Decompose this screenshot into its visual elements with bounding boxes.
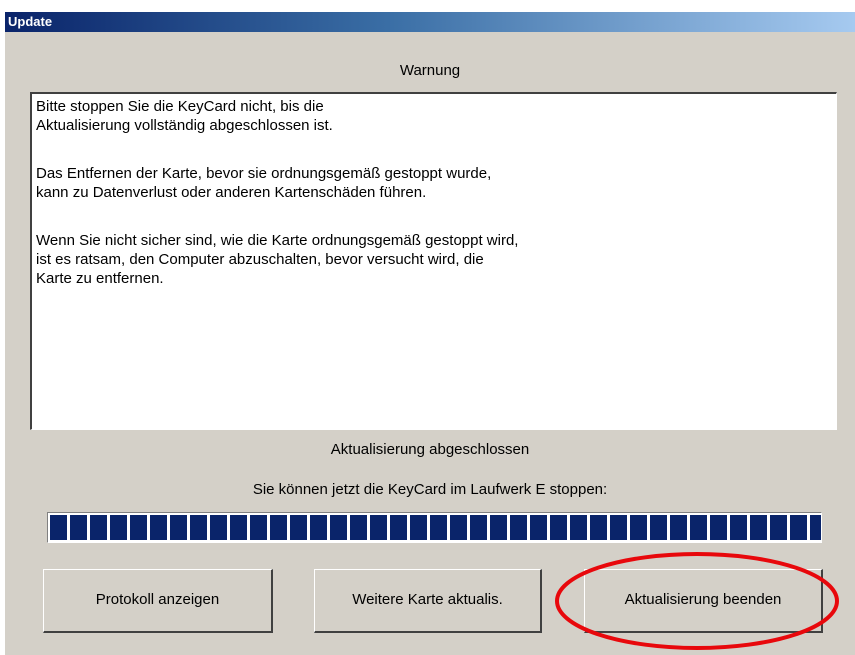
warning-paragraph: Bitte stoppen Sie die KeyCard nicht, bis… [36,98,333,134]
warning-paragraph: Wenn Sie nicht sicher sind, wie die Kart… [36,232,519,287]
update-next-card-button[interactable]: Weitere Karte aktualis. [314,569,542,633]
title-bar[interactable]: Update [5,12,855,32]
progress-fill [50,515,821,540]
warning-message-box: Bitte stoppen Sie die KeyCard nicht, bis… [30,92,837,430]
update-dialog: Update Warnung Bitte stoppen Sie die Key… [5,12,855,655]
window-title: Update [8,14,53,29]
show-protocol-button[interactable]: Protokoll anzeigen [43,569,273,633]
warning-heading: Warnung [399,62,461,79]
stop-instruction-text: Sie können jetzt die KeyCard im Laufwerk… [252,481,608,498]
warning-paragraph: Das Entfernen der Karte, bevor sie ordnu… [36,165,492,201]
update-progress-bar [47,512,822,543]
update-status-text: Aktualisierung abgeschlossen [330,441,530,458]
finish-update-button[interactable]: Aktualisierung beenden [584,569,823,633]
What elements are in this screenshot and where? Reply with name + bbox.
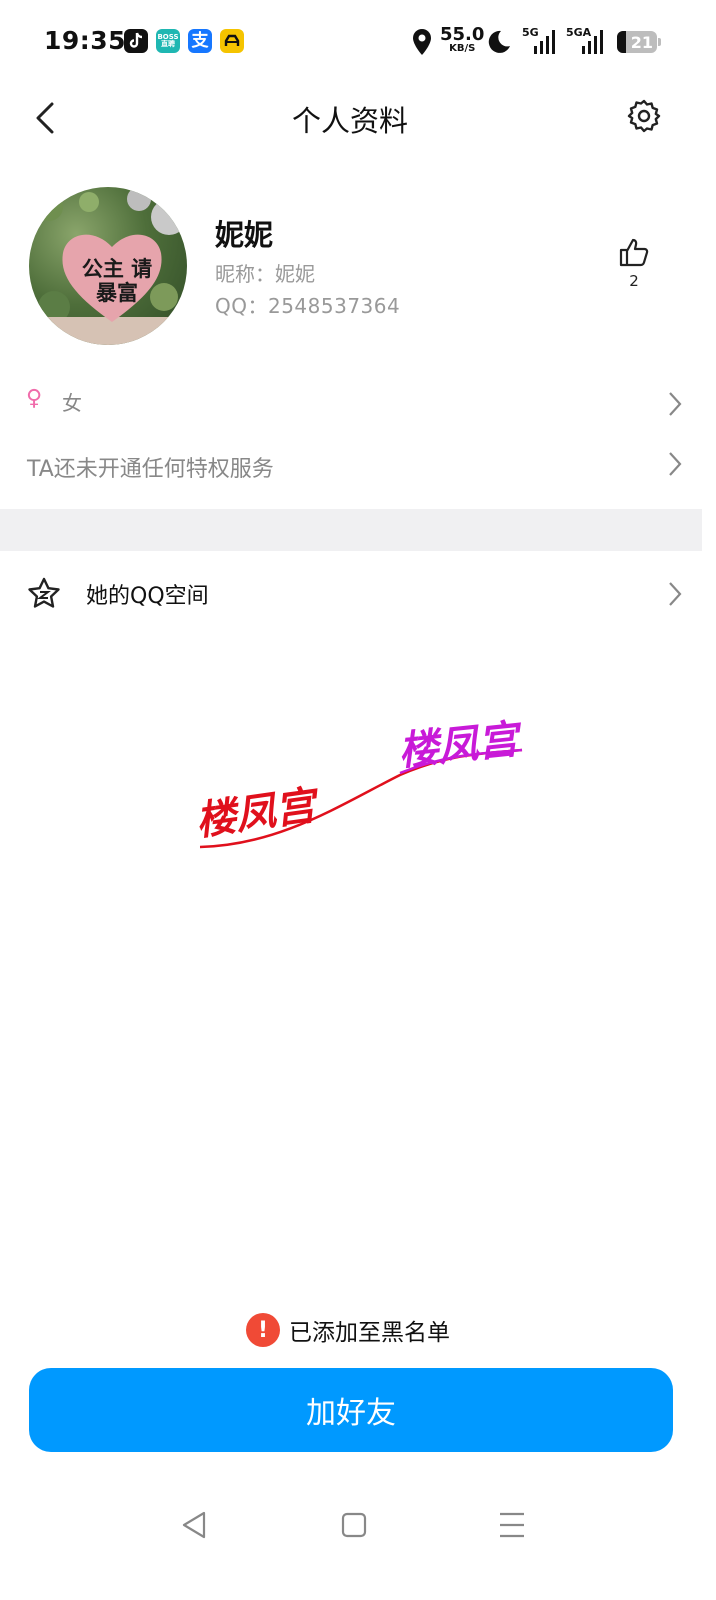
chevron-right-icon bbox=[669, 452, 682, 476]
like-count: 2 bbox=[629, 272, 639, 290]
douyin-app-icon bbox=[124, 29, 148, 53]
triangle-back-icon[interactable] bbox=[176, 1508, 216, 1542]
net-speed: 55.0 KB/S bbox=[440, 24, 485, 54]
section-divider bbox=[0, 509, 702, 551]
thumbs-up-icon bbox=[619, 238, 649, 267]
moon-icon bbox=[486, 29, 512, 59]
warning-icon: ! bbox=[246, 1313, 280, 1347]
alipay-app-icon: 支 bbox=[188, 29, 212, 53]
watermark-text-1: 楼凤宫 bbox=[193, 782, 323, 845]
display-name: 妮妮 bbox=[215, 218, 274, 252]
signal-icon-2 bbox=[576, 30, 606, 54]
status-bar: 19:35 BOSS 直聘 支 55.0 KB/S 5G 5GA 21 bbox=[0, 0, 716, 84]
square-home-icon[interactable] bbox=[334, 1508, 374, 1542]
watermark-text-2: 楼凤宫 bbox=[396, 716, 525, 775]
boss-app-icon: BOSS 直聘 bbox=[156, 29, 180, 53]
signal-icon bbox=[530, 30, 556, 54]
gender-row[interactable] bbox=[0, 375, 700, 430]
qzone-label: 她的QQ空间 bbox=[86, 584, 209, 609]
status-time: 19:35 bbox=[44, 26, 127, 55]
like-button[interactable]: 2 bbox=[612, 236, 656, 296]
car-app-icon bbox=[220, 29, 244, 53]
avatar[interactable]: 公主 请暴富 bbox=[29, 187, 187, 345]
add-friend-button[interactable]: 加好友 bbox=[29, 1368, 673, 1452]
blacklist-notice: ! 已添加至黑名单 bbox=[246, 1312, 450, 1348]
gear-icon bbox=[627, 99, 661, 133]
nickname-label: 昵称：妮妮 bbox=[215, 262, 315, 286]
privilege-label: TA还未开通任何特权服务 bbox=[27, 457, 274, 482]
battery-icon: 21 bbox=[617, 31, 661, 53]
menu-lines-icon[interactable] bbox=[492, 1508, 532, 1542]
chevron-right-icon bbox=[669, 392, 682, 416]
gender-label: 女 bbox=[62, 391, 82, 415]
settings-button[interactable] bbox=[626, 98, 662, 134]
avatar-caption: 公主 请暴富 bbox=[81, 256, 153, 305]
watermark: 楼凤宫 楼凤宫 bbox=[193, 716, 525, 849]
chevron-right-icon bbox=[669, 582, 682, 606]
qq-number[interactable]: QQ：2548537364 bbox=[215, 290, 400, 319]
qzone-star-icon bbox=[28, 577, 60, 608]
female-icon: ♀ bbox=[26, 386, 43, 411]
battery-level: 21 bbox=[630, 32, 653, 52]
page-title: 个人资料 bbox=[291, 104, 408, 138]
location-icon bbox=[411, 28, 433, 60]
blacklist-notice-text: 已添加至黑名单 bbox=[289, 1320, 450, 1346]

_ _ _ _ _ _ _

DIRECTION >> Reproduce every line of the items above character for character, leaving out the pictures.

EXERCISE ANSWER >>
Decompose this screenshot into its visual elements with bounding boxes.
warning-paragraph: Bitte stoppen Sie die KeyCard nicht, bis… [36,98,333,134]
warning-paragraph: Wenn Sie nicht sicher sind, wie die Kart… [36,232,519,287]
update-next-card-button[interactable]: Weitere Karte aktualis. [314,569,542,633]
title-bar[interactable]: Update [5,12,855,32]
progress-fill [50,515,821,540]
warning-message-box: Bitte stoppen Sie die KeyCard nicht, bis… [30,92,837,430]
update-dialog: Update Warnung Bitte stoppen Sie die Key… [5,12,855,655]
window-title: Update [8,14,53,29]
show-protocol-button[interactable]: Protokoll anzeigen [43,569,273,633]
warning-heading: Warnung [399,62,461,79]
stop-instruction-text: Sie können jetzt die KeyCard im Laufwerk… [252,481,608,498]
warning-paragraph: Das Entfernen der Karte, bevor sie ordnu… [36,165,492,201]
update-progress-bar [47,512,822,543]
update-status-text: Aktualisierung abgeschlossen [330,441,530,458]
finish-update-button[interactable]: Aktualisierung beenden [584,569,823,633]
What elements are in this screenshot and where? Reply with name + bbox.
chevron-right-icon bbox=[669, 452, 682, 476]
like-count: 2 bbox=[629, 272, 639, 290]
douyin-app-icon bbox=[124, 29, 148, 53]
triangle-back-icon[interactable] bbox=[176, 1508, 216, 1542]
net-speed: 55.0 KB/S bbox=[440, 24, 485, 54]
section-divider bbox=[0, 509, 702, 551]
thumbs-up-icon bbox=[619, 238, 649, 267]
moon-icon bbox=[486, 29, 512, 59]
warning-icon: ! bbox=[246, 1313, 280, 1347]
alipay-app-icon: 支 bbox=[188, 29, 212, 53]
watermark-text-1: 楼凤宫 bbox=[193, 782, 323, 845]
display-name: 妮妮 bbox=[215, 218, 274, 252]
signal-icon-2 bbox=[576, 30, 606, 54]
status-bar: 19:35 BOSS 直聘 支 55.0 KB/S 5G 5GA 21 bbox=[0, 0, 716, 84]
square-home-icon[interactable] bbox=[334, 1508, 374, 1542]
watermark-text-2: 楼凤宫 bbox=[396, 716, 525, 775]
boss-app-icon: BOSS 直聘 bbox=[156, 29, 180, 53]
signal-icon bbox=[530, 30, 556, 54]
gender-row[interactable] bbox=[0, 375, 700, 430]
qzone-label: 她的QQ空间 bbox=[86, 584, 209, 609]
status-time: 19:35 bbox=[44, 26, 127, 55]
like-button[interactable]: 2 bbox=[612, 236, 656, 296]
car-app-icon bbox=[220, 29, 244, 53]
avatar[interactable]: 公主 请暴富 bbox=[29, 187, 187, 345]
add-friend-button[interactable]: 加好友 bbox=[29, 1368, 673, 1452]
blacklist-notice: ! 已添加至黑名单 bbox=[246, 1312, 450, 1348]
gear-icon bbox=[627, 99, 661, 133]
nickname-label: 昵称：妮妮 bbox=[215, 262, 315, 286]
privilege-label: TA还未开通任何特权服务 bbox=[27, 457, 274, 482]
battery-icon: 21 bbox=[617, 31, 661, 53]
menu-lines-icon[interactable] bbox=[492, 1508, 532, 1542]
chevron-right-icon bbox=[669, 392, 682, 416]
gender-label: 女 bbox=[62, 391, 82, 415]
settings-button[interactable] bbox=[626, 98, 662, 134]
avatar-caption: 公主 请暴富 bbox=[81, 256, 153, 305]
watermark: 楼凤宫 楼凤宫 bbox=[193, 716, 525, 849]
chevron-right-icon bbox=[669, 582, 682, 606]
qq-number[interactable]: QQ：2548537364 bbox=[215, 290, 400, 319]
qzone-star-icon bbox=[28, 577, 60, 608]
female-icon: ♀ bbox=[26, 386, 43, 411]
battery-level: 21 bbox=[630, 32, 653, 52]
page-title: 个人资料 bbox=[291, 104, 408, 138]
location-icon bbox=[411, 28, 433, 60]
blacklist-notice-text: 已添加至黑名单 bbox=[289, 1320, 450, 1346]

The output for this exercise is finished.